> _Yang Perlu Dikerjakan_:
• a. Daerah otonomi baru mana saja yang disebut sebagai contoh pemekaran yang ditolak para mahasiswa dalam berita tentang penolakan pemekaran di Tanah Papua?
• b. Teruskan berita tentang penolakan pemekaran di Tanah Papua setelah kalimat terakhirnya.

> _Teks Bacaan_:
◇ ◇ ◇ ◇
Zoom meeting yang dilakukan oleh perwakilan mahasiswa Mimika di Indonesia dan di luar negeri. (Foto-Istimewa) |
SAPA (TIMIKA) - Sejumlah mahasiswa asal Mimika di dalam negeri maupun di luar negeri menyampaikan pernyataan sikap bahwa, mereka menolak pemekaran Daerah Otonomi Baru (DOB) di Tanah Papua seperti pemekaran Papua Tabi Saireri, Papua Barat Daya, Papua Selatan, Pegunungan Tengah dan Papua Barat.
Pernyataan sikap ini dirilis usai menggelar
zoom meeting yang diikuti seluruh koordinator mahasiswa dari masing-masing kota
studi, pada 26 Februari 2022 lalu.
Zoom meeting ini dipandu Koordinator Umum, Jhony
Jangkup di Kota Studi Manado, Sulawesi Utara.
Dalam rilisnya kepada Salam Papua, Senin
(28/2/2022), Jhony Jangkup menjelaskan bahwa latar belakang penolakan oleh
seluruh mashasiswa asal Timika ini, berdasarkan Undang-Undang Dasar (UUD) nomor
45 Tahun 1945, perubahaan 4 Oktober 1999, tentang pembentukan
Provinsi Irian Jaya Barat dan Irian Jaya Tengah, Kabupaten Mimika, Paniai,
Puncak Jaya dan Kota Sorong.
Dalam UUD tersebut diduga mendapat dukungan Surat
Keputusan (SK) DPRD Provinsi Irian Jaya nomor 10 Tahun 1999 tentang pemekaran
Provinsi Irian Jaya menjadi tiga provinsi.
Namun rencana pemekaran provinsi menjadi tiga itu
ditolak warga Papua di Jayapura dengan demonstrasi besar-besaran pada 14
Oktober 1999.
Sebab di Tanah Papua telah berlaku Undang-Undang
Otonomi Khusus ( UU Otsus) dengan demikian pemekaran provinsi dibatalkan,
sementara pemekaran kabupaten tetap dilaksanakan sesuai UUD nomor 45 Tahun
1945 perubahaan Tahun 1999.
◇ ◇ ◇ ◇
> _Data yang Diberikan_:

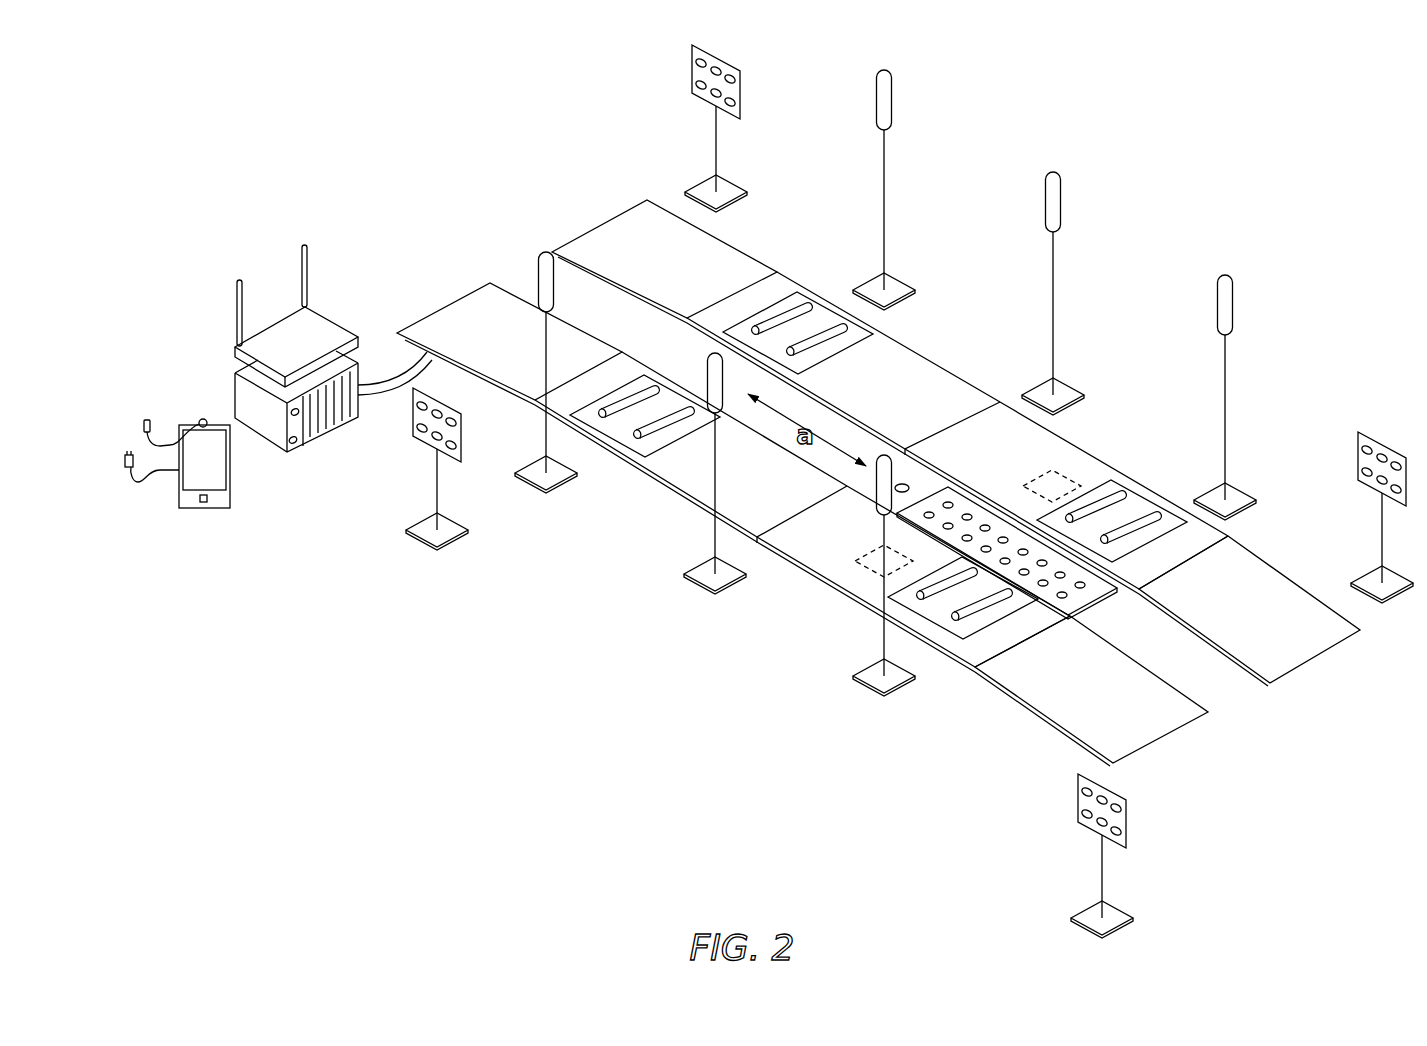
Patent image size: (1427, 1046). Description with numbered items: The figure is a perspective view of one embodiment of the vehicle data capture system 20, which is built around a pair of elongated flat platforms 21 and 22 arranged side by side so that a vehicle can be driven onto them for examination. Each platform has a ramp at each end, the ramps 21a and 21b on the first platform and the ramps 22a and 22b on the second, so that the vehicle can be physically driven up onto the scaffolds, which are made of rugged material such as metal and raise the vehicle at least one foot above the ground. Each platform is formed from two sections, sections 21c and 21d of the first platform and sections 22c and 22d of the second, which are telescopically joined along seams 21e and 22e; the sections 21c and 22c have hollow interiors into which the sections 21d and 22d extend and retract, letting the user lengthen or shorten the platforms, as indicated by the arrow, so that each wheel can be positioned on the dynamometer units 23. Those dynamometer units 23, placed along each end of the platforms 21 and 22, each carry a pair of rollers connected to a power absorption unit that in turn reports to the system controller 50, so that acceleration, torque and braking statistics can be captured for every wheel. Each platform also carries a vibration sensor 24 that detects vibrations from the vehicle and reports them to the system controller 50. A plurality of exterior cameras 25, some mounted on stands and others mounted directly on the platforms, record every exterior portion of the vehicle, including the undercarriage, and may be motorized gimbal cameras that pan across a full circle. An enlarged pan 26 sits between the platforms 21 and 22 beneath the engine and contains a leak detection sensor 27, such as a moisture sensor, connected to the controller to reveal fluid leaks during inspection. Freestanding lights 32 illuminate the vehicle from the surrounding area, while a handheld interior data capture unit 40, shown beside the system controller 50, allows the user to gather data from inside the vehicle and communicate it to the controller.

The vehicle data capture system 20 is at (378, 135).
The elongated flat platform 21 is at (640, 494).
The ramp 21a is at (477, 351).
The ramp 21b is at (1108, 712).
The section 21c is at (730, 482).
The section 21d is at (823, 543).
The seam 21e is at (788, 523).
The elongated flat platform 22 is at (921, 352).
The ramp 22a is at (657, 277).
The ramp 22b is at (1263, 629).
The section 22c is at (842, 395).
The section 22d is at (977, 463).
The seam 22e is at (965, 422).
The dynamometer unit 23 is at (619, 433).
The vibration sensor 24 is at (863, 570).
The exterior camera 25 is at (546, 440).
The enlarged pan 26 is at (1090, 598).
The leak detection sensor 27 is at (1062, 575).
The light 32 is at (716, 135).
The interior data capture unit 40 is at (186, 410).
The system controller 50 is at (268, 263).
◇ ◇ ◇ ◇
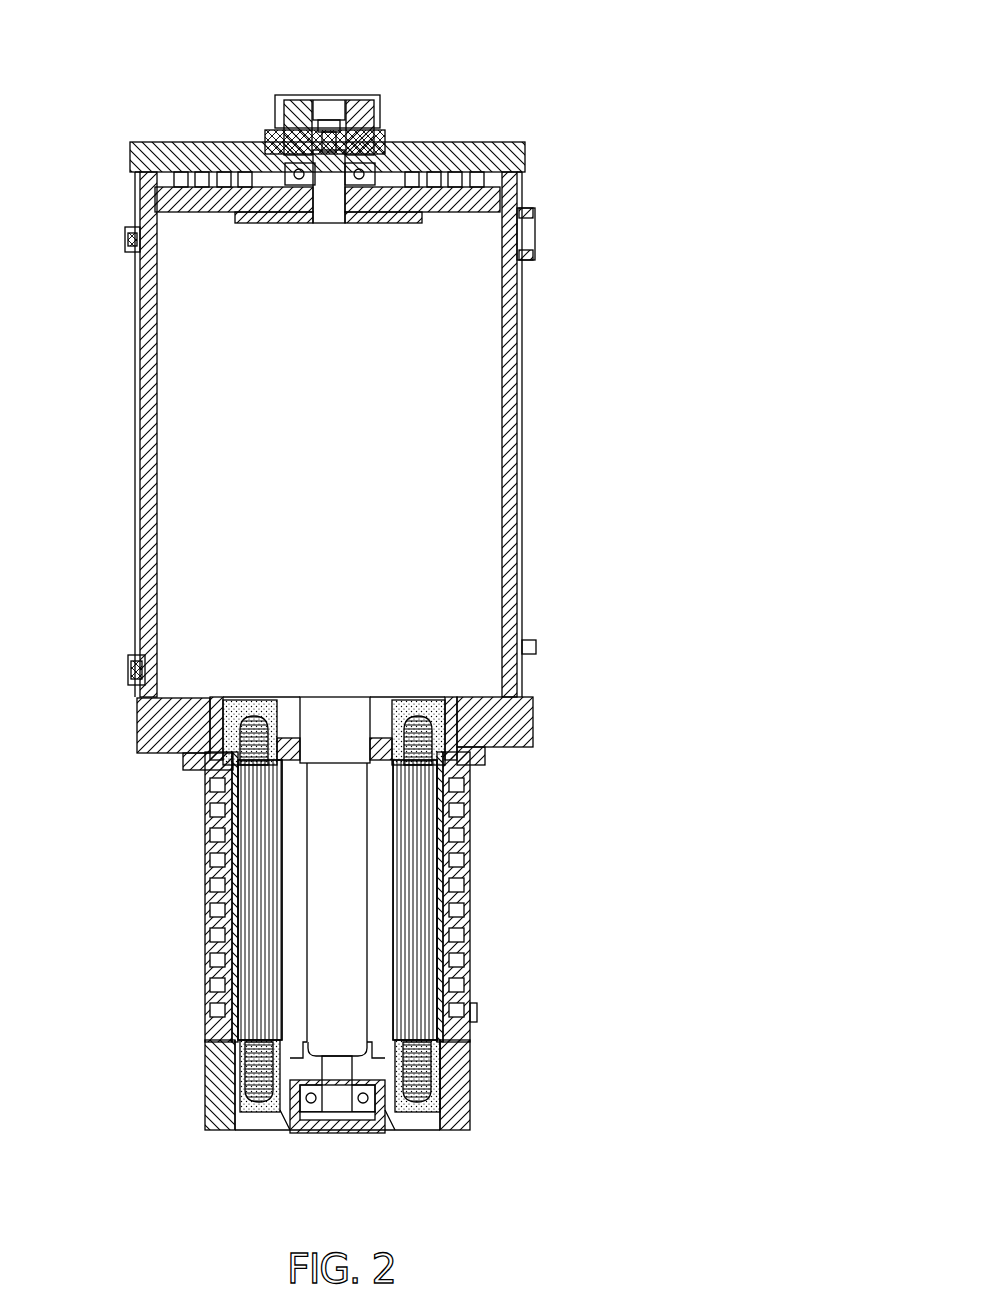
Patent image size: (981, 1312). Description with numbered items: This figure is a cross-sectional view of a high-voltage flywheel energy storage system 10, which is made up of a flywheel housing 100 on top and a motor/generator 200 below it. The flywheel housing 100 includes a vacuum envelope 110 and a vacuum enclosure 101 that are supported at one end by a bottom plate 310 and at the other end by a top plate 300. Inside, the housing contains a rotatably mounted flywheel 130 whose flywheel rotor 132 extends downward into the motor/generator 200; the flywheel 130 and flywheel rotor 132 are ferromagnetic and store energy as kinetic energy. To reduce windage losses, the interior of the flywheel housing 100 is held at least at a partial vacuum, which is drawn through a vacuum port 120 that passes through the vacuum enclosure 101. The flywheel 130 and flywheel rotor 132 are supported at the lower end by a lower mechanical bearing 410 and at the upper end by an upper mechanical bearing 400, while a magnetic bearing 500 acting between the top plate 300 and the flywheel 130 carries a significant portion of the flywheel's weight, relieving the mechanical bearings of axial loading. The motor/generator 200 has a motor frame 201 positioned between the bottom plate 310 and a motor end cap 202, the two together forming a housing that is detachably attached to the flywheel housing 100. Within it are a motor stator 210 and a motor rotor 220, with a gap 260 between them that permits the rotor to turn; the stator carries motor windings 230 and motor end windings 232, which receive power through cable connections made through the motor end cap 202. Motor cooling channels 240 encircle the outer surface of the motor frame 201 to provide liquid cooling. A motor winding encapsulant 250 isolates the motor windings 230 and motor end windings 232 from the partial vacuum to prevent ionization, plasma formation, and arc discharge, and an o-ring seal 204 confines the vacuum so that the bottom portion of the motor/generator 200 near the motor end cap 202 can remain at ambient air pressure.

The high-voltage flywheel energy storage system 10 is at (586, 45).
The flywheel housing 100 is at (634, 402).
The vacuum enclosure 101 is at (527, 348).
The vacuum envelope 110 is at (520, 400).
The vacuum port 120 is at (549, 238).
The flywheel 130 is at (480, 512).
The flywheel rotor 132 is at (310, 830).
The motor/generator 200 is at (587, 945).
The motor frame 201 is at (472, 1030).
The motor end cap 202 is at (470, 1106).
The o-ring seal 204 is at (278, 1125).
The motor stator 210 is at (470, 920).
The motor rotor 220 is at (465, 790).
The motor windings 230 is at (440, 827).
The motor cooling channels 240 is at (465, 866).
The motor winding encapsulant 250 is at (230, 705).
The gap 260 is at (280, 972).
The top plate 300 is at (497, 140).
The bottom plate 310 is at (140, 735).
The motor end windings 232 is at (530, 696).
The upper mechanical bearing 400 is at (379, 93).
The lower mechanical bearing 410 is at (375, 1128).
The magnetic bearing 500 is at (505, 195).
◇ ◇ ◇ ◇
> _Kunci Jawaban_:
• a. Papua Tabi Saireri, Papua Barat Daya, Papua Selatan, Pegunungan Tengah, dan Papua Barat.

• b.
Seiring waktu, pada tahun 2002 diduga atas
permintaan masyarakat Irian Jaya Barat yang diwakili Tim 315, pemekaran Irian
Jaya Barat dilaksanakan kembali berdasarkan Instruksi Presiden Nomor I Tahun
2003 yang dikeluarkan Presiden Megawati Soekarnoputri pada 27 Januari 2003.
Waktu itu
masyarakat Papua tidak sepakat dengan kebijakan pemerintah
pusat karena sangat membingungkan, sebab
UU Otsus telah berlaku di Tanah Papua dan didukung dengan Keputusan Mahkamah
Konstitusi (MK).
Saat itu melalui Putusan Perkara MK nomor
018/PUU-1/2003, telah dibatalkan UUD
nomor 45 Tahun 1945 perubahaan Tahun 1999, karena bertentangan dengan UU
nomor 21 Tahun 2001 tentang Otsus Papua yang berlaku diseluruh Tanah Papua.
Setelah itu, Provinsi Irian Jaya Barat terus
dilengkapi sistem pemerintahannya, walaupun disisi lain payung hukumnya telah
dibatalkan.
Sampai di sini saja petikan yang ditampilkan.